Problem requirements >> Present every line in which the string "capacidad" appears.

Collected data >>
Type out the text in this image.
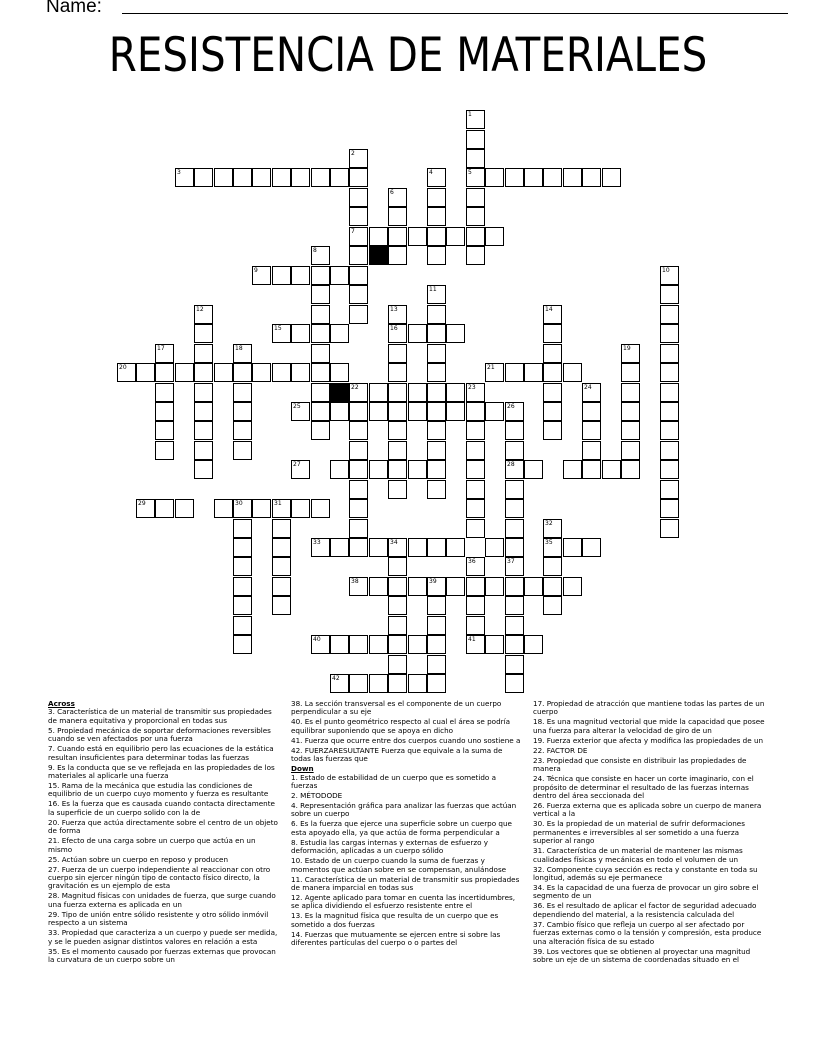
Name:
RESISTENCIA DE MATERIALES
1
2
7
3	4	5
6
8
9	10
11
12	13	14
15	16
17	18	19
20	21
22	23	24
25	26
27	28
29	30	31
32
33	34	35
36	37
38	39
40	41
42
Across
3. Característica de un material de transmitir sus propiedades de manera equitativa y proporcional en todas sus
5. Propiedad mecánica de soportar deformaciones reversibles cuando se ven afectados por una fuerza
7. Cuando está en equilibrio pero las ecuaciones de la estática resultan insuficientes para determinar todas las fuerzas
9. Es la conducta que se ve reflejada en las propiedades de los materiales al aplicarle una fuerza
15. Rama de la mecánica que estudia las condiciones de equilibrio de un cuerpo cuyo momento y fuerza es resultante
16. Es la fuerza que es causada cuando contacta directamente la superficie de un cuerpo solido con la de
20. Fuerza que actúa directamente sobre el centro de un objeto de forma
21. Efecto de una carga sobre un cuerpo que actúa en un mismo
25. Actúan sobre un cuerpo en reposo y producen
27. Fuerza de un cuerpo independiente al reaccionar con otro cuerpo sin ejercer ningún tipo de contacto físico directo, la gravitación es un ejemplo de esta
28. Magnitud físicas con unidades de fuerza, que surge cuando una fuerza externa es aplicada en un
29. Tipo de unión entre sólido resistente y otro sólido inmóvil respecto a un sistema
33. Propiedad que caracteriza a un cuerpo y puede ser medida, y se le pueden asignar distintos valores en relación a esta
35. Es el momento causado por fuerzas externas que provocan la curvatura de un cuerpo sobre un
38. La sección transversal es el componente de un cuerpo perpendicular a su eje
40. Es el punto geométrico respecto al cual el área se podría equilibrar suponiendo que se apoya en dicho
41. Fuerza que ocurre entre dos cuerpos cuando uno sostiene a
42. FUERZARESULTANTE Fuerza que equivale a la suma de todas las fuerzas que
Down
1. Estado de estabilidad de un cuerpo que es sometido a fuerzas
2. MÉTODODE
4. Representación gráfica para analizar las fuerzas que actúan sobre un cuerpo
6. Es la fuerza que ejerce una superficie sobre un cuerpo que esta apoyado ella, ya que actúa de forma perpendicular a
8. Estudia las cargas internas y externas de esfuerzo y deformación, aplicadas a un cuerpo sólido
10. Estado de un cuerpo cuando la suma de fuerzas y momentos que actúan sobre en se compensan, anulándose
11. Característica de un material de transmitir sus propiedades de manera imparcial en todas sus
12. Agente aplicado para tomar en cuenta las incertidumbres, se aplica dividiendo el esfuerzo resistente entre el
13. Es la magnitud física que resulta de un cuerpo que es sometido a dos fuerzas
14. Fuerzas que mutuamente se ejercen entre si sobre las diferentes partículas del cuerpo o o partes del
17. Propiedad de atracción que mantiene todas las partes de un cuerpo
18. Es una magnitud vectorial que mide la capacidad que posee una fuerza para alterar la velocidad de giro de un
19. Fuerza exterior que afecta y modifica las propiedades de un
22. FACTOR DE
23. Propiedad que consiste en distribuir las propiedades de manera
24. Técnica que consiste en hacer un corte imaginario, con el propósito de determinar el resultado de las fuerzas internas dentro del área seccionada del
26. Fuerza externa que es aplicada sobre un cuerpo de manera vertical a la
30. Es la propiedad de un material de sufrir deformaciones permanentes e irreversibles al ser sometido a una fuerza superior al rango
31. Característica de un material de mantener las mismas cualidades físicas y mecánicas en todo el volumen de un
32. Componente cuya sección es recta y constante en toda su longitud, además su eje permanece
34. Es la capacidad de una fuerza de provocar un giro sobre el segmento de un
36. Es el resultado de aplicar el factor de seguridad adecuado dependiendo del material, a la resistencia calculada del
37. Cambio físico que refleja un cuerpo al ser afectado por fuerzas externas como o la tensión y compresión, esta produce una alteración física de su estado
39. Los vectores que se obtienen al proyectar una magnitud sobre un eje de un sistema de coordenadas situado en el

---

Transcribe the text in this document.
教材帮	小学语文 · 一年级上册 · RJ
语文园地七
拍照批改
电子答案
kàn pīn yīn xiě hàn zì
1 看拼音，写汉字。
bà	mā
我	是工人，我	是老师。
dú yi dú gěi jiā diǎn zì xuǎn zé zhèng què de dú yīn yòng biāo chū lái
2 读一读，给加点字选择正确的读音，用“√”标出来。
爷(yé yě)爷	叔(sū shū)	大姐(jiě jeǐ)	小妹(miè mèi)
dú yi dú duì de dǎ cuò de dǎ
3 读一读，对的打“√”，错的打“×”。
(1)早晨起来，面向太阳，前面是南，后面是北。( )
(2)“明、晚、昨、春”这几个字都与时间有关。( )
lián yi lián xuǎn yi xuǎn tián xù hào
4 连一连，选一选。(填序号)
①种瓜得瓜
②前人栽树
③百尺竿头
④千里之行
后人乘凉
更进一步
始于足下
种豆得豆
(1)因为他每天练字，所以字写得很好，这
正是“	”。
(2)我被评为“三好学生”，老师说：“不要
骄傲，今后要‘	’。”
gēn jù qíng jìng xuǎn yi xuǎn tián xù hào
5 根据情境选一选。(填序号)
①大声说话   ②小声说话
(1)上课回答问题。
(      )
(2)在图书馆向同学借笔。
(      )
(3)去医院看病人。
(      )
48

Solution >>
18. Es una magnitud vectorial que mide la capacidad que posee una fuerza para alterar la velocidad de giro de un
34. Es la capacidad de una fuerza de provocar un giro sobre el segmento de un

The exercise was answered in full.